## Text block
◇ ◇ ◇ ◇ ◇

Decision Tree: Certificate Is Expiring — What Do I Do?¶
Category: Operational Decisions Starting Question: "A TLS certificate is expiring — what's the renewal path?" Estimated traversal: 3-5 minutes Domains: certificates, TLS, PKI, cert-manager, security, SRE
The Tree¶
A TLS certificate is expiring — what's the renewal path?
│
├── [Check 1] How much time until expiry?
│ │
│ ├── EXPIRED already (or < 24 hours)
│ │ └── ⚠️ THIS IS AN INCIDENT — treat as P1 if user-facing
│ │ ├── Is the service currently returning TLS errors to users?
│ │ │ ├── YES → ✅ EMERGENCY RENEWAL (see terminal action)
│ │ │ │ Page on-call immediately if not already on it
│ │ │ └── NO (cert expired but service still serving — cached/stapled)
│ │ │ └── Renewal is still URGENT — proceed as < 7 days
│ │
│ ├── < 7 days (critical — act today)
│ │ ├── [Check 2] What type of certificate?
│ │ │ ├── Let's Encrypt (via cert-manager)
│ │ │ │ ├── [Check 3] Is cert-manager Certificate object healthy?
│ │ │ │ │ ├── YES (Ready=True, no ACME errors) → auto-renewal in progress
│ │ │ │ │ │ └── → ✅ MONITOR — check again in 1 hour, act if not renewed
│ │ │ │ │ └── NO (Ready=False, errors present)
│ │ │ │ │ ├── [Check 4] What is the ACME challenge failing on?
│ │ │ │ │ │ ├── HTTP-01 challenge failing
│ │ │ │ │ │ │ ├── Is the ingress correctly routing /.well-known/acme-challenge/?
│ │ │ │ │ │ │ │ └── → ✅ FIX INGRESS ANNOTATION or path routing
│ │ │ │ │ │ ├── DNS-01 challenge failing
│ │ │ │ │ │ │ ├── Is the DNS provider secret correct?
│ │ │ │ │ │ │ │ ├── YES → check DNS propagation (TTL may be slow)
│ │ │ │ │ │ │ │ └── NO → ✅ UPDATE DNS PROVIDER SECRET + retry
│ │ │ │ │ │ ├── Rate limit hit (429 from ACME)
│ │ │ │ │ │ │ └── → ✅ USE STAGING ACME TO TEST, wait 1 hour for limit reset
│ │ │ │ │ │ └── Unknown error
│ │ │ │ │ │ └── → ✅ CHECK CERT-MANAGER LOGS + escalate to platform team
│ │ │ │
│ │ │ ├── ACM (AWS Certificate Manager)
│ │ │ │ ├── Is DNS validation CNAME present in Route53?
│ │ │ │ │ ├── YES → ACM auto-renews; check ACM console for status
│ │ │ │ │ └── NO → ✅ ADD VALIDATION CNAME to DNS (see terminal action)

◇ ◇ ◇ ◇ ◇

## Data lines
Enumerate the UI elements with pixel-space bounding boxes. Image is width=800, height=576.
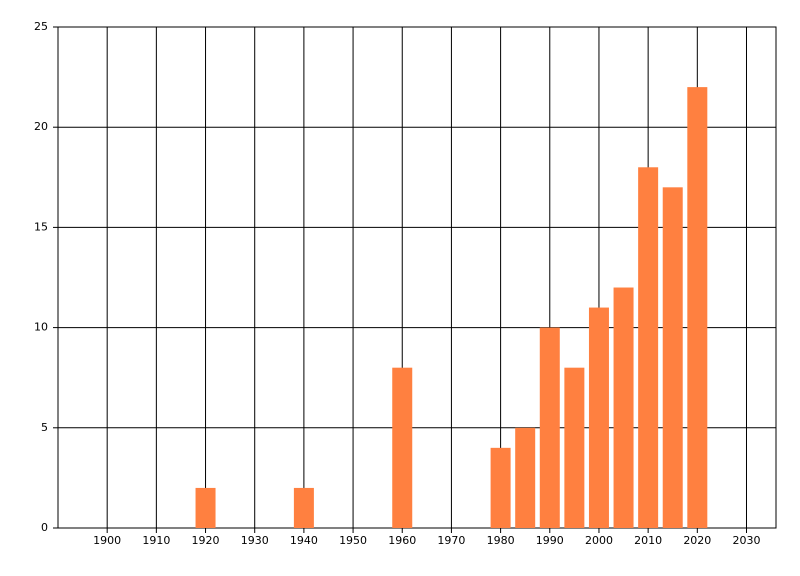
y-tick-label: 20 [34,120,48,133]
y-tick-label: 10 [34,321,48,334]
bar [195,487,216,528]
x-tick-label: 2030 [732,534,760,547]
x-tick-label: 1900 [93,534,121,547]
bar [613,287,634,528]
bar [564,367,585,528]
bar [490,447,511,528]
x-tick-label: 1930 [241,534,269,547]
x-tick-label: 1970 [437,534,465,547]
bar [588,307,609,528]
x-tick-label: 1940 [290,534,318,547]
y-tick-label: 25 [34,20,48,33]
bar [539,327,560,528]
y-tick-label: 15 [34,220,48,233]
x-tick-label: 1910 [142,534,170,547]
x-tick-label: 1960 [388,534,416,547]
x-tick-label: 2010 [634,534,662,547]
bar [515,427,536,528]
y-tick-label: 0 [41,521,48,534]
y-tick-label: 5 [41,421,48,434]
x-tick-label: 2020 [683,534,711,547]
x-tick-label: 1950 [339,534,367,547]
bar [293,487,314,528]
bar [638,167,659,528]
x-tick-label: 1920 [192,534,220,547]
x-tick-label: 2000 [585,534,613,547]
bar [687,87,708,529]
x-tick-label: 1980 [487,534,515,547]
bar [392,367,413,528]
bar [662,187,683,528]
x-tick-label: 1990 [536,534,564,547]
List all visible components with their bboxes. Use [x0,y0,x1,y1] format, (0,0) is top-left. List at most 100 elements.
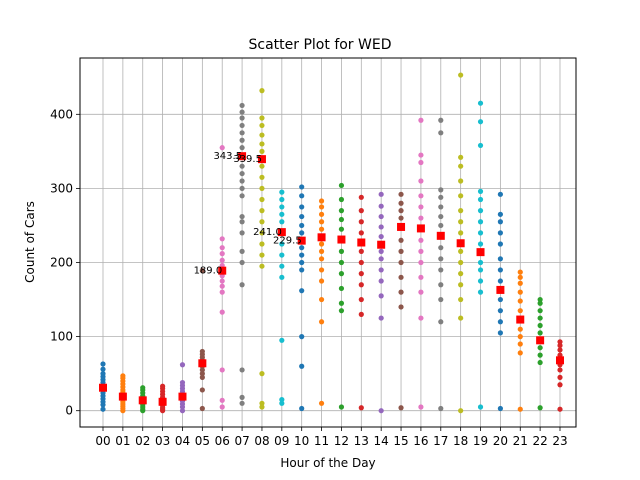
data-point [199,374,205,380]
data-point [299,230,305,236]
data-point [537,296,543,303]
data-point [537,352,543,358]
median-annotation: 339.5 [233,154,262,165]
median-marker [536,336,545,345]
data-point [358,194,364,200]
x-tick-label: 17 [433,434,448,448]
data-point [497,241,503,247]
median-marker [238,152,247,161]
data-point [438,256,444,262]
data-point [537,300,543,306]
data-point [239,130,245,136]
data-point [338,226,345,232]
median-annotation: 241.0 [253,227,282,238]
median-markers [99,152,564,406]
data-point [418,159,424,166]
data-point [438,296,444,303]
data-point [477,196,484,203]
data-point [557,374,563,380]
data-point [338,285,345,292]
data-point [199,387,205,393]
data-point [239,102,245,109]
data-point [438,204,444,210]
data-point [259,148,265,154]
data-point [497,330,503,336]
data-point [398,215,404,221]
data-point [299,259,305,266]
data-point [259,219,265,225]
median-annotation: 343.5 [213,151,242,162]
data-point [219,245,225,251]
data-point [497,219,503,225]
data-point [438,213,444,220]
data-point [239,394,245,400]
data-point [458,193,464,199]
data-point [279,204,285,210]
data-point [318,211,325,217]
chart-title: Scatter Plot for WED [249,37,392,53]
median-marker [496,285,505,294]
data-point [398,237,404,243]
median-annotation: 189.0 [194,266,223,277]
data-point [299,252,305,258]
data-point [378,293,384,299]
x-tick-label: 16 [413,434,428,448]
data-point [477,404,484,410]
data-point [418,315,424,321]
data-point [378,256,384,262]
data-point [219,397,225,403]
data-point [497,319,503,325]
data-point [358,230,364,236]
data-point [517,308,523,314]
data-point [299,267,305,273]
x-tick-label: 09 [274,434,289,448]
data-point [458,248,464,254]
data-point [219,278,225,284]
data-point [378,315,384,321]
data-point [557,342,563,349]
data-point [259,141,265,147]
data-point [497,308,503,314]
data-point [557,367,563,373]
data-point [338,404,345,410]
data-point [477,100,484,106]
data-point [458,178,464,184]
data-point [259,185,265,192]
data-point [299,204,305,210]
x-tick-label: 23 [552,434,567,448]
data-point [458,271,464,277]
median-marker [218,266,227,275]
data-point [418,152,424,158]
data-point [477,278,484,284]
data-point [318,400,325,406]
data-point [179,408,186,414]
data-point [219,257,225,263]
data-point [398,304,404,310]
data-point [378,248,384,254]
x-tick-label: 15 [393,434,408,448]
data-point [477,188,484,194]
data-point [378,233,384,240]
data-point [259,263,265,269]
data-point [219,236,225,242]
median-marker [277,228,286,237]
x-tick-label: 14 [374,434,389,448]
data-point [438,117,444,123]
data-point [418,404,424,410]
data-point [219,367,225,373]
data-point [378,408,384,414]
data-point [199,367,205,373]
median-marker [397,222,406,231]
data-point [557,382,563,388]
data-point [239,109,245,115]
median-marker [377,240,386,249]
median-marker [456,239,465,248]
data-point [418,193,424,199]
data-point [279,396,285,403]
data-point [537,308,543,314]
data-point [239,145,245,151]
data-point [259,174,265,180]
data-point [477,267,484,273]
data-point [259,196,265,203]
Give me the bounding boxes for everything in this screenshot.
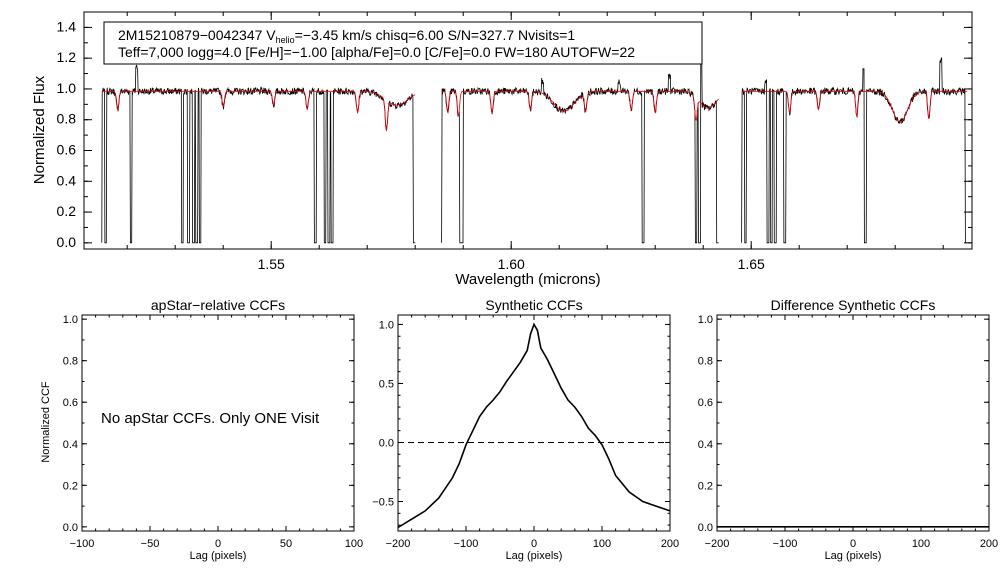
x-tick-label: −100	[773, 538, 798, 550]
synthetic-ccf-panel: −200 −100 0 100 200 −0.5 0.0 0.5 1.0 Synthetic C…	[372, 297, 679, 562]
x-tick-label: 100	[912, 538, 930, 550]
y-tick-label: 0.4	[698, 439, 713, 451]
difference-ccf-xlabel: Lag (pixels)	[825, 550, 882, 562]
y-tick-label: 0.6	[698, 397, 713, 409]
model-spectrum-line	[441, 90, 719, 121]
x-tick-label: 0	[215, 538, 221, 550]
spectrum-xlabel: Wavelength (microns)	[455, 271, 600, 288]
x-tick-label: 200	[980, 538, 998, 550]
info-line-2: Teff=7,000 logg=4.0 [Fe/H]=−1.00 [alpha/…	[118, 44, 635, 60]
apstar-ccf-title: apStar−relative CCFs	[151, 297, 285, 313]
apstar-ccf-ticks: −100 −50 0 50 100 0.0 0.2 0.4 0.6 0.8 1.0	[63, 314, 363, 550]
y-tick-label: 0.4	[57, 172, 77, 188]
x-tick-label: 1.60	[498, 256, 525, 272]
y-tick-label: 0.4	[63, 439, 78, 451]
y-tick-label: 0.0	[379, 437, 394, 449]
difference-ccf-ticks: −200 −100 0 100 200 0.0 0.2 0.4 0.6 0.8 1.0	[698, 314, 998, 550]
y-tick-label: 0.8	[57, 111, 77, 127]
y-tick-label: 0.8	[698, 356, 713, 368]
x-tick-label: −200	[705, 538, 730, 550]
y-tick-label: 1.2	[57, 49, 77, 65]
x-tick-label: 50	[280, 538, 292, 550]
x-tick-label: 0	[850, 538, 856, 550]
x-tick-label: −100	[70, 538, 95, 550]
observed-spectrum-line	[441, 45, 719, 244]
info-line-1: 2M15210879−0042347 Vhelio=−3.45 km/s chi…	[118, 27, 575, 45]
apstar-ccf-xlabel: Lag (pixels)	[190, 550, 247, 562]
synthetic-ccf-xlabel: Lag (pixels)	[506, 550, 563, 562]
y-tick-label: 0.6	[63, 397, 78, 409]
y-tick-label: −0.5	[372, 496, 394, 508]
difference-ccf-panel: −200 −100 0 100 200 0.0 0.2 0.4 0.6 0.8 1.0 Differ…	[698, 297, 998, 562]
apstar-ccf-annotation: No apStar CCFs. Only ONE Visit	[101, 410, 320, 427]
x-tick-label: 1.55	[258, 256, 285, 272]
spectrum-ticks: 1.55 1.60 1.65 0.0 0.2 0.4 0.6 0.8 1.0 1.2 1.4	[57, 11, 972, 272]
y-tick-label: 1.0	[63, 314, 78, 326]
y-tick-label: 0.2	[57, 203, 77, 219]
synthetic-ccf-line	[397, 322, 671, 529]
y-tick-label: 1.0	[379, 319, 394, 331]
x-tick-label: 1.65	[738, 256, 765, 272]
y-tick-label: 0.5	[379, 378, 394, 390]
info-box-border	[103, 21, 703, 65]
y-tick-label: 0.0	[698, 522, 713, 534]
x-tick-label: −100	[454, 538, 479, 550]
x-tick-label: 0	[531, 538, 537, 550]
y-tick-label: 0.6	[57, 142, 77, 158]
synthetic-ccf-title: Synthetic CCFs	[485, 297, 582, 313]
model-spectrum-line	[101, 90, 416, 132]
model-spectrum-line	[741, 90, 968, 123]
observed-spectrum-line	[741, 57, 968, 244]
x-tick-label: 100	[345, 538, 363, 550]
y-tick-label: 0.2	[63, 480, 78, 492]
x-tick-label: 100	[593, 538, 611, 550]
y-tick-label: 0.0	[63, 522, 78, 534]
y-tick-label: 1.4	[57, 18, 77, 34]
y-tick-label: 1.0	[57, 80, 77, 96]
y-tick-label: 0.0	[57, 234, 77, 250]
spectrum-ylabel: Normalized Flux	[31, 75, 48, 184]
spectrum-data	[101, 45, 968, 244]
x-tick-label: 200	[661, 538, 679, 550]
apstar-ccf-ylabel: Normalized CCF	[40, 381, 52, 463]
y-tick-label: 0.2	[698, 480, 713, 492]
y-tick-label: 1.0	[698, 314, 713, 326]
difference-ccf-title: Difference Synthetic CCFs	[771, 297, 936, 313]
apstar-ccf-panel: −100 −50 0 50 100 0.0 0.2 0.4 0.6 0.8 1.0 apStar−r…	[40, 297, 363, 562]
synthetic-ccf-data	[397, 322, 671, 529]
synthetic-ccf-ticks: −200 −100 0 100 200 −0.5 0.0 0.5 1.0	[372, 315, 679, 550]
spectrum-info-box: 2M15210879−0042347 Vhelio=−3.45 km/s chi…	[103, 21, 703, 65]
x-tick-label: −200	[386, 538, 411, 550]
spectrum-panel: 1.55 1.60 1.65 0.0 0.2 0.4 0.6 0.8 1.0 1.2 1.4 2M1…	[31, 11, 973, 288]
spectrum-plot-frame	[83, 11, 973, 250]
y-tick-label: 0.8	[63, 356, 78, 368]
difference-ccf-frame	[716, 314, 990, 532]
x-tick-label: −50	[141, 538, 160, 550]
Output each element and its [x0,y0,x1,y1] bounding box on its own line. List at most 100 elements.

◇ ◇ ◇ ◇ ◇

## Problem description
In the certificate decision tree, what is the action when the ACME challenge fails because of a rate limit (429 from ACME)?

## Result of this task
Use the staging ACME to test, and wait 1 hour for the limit to reset.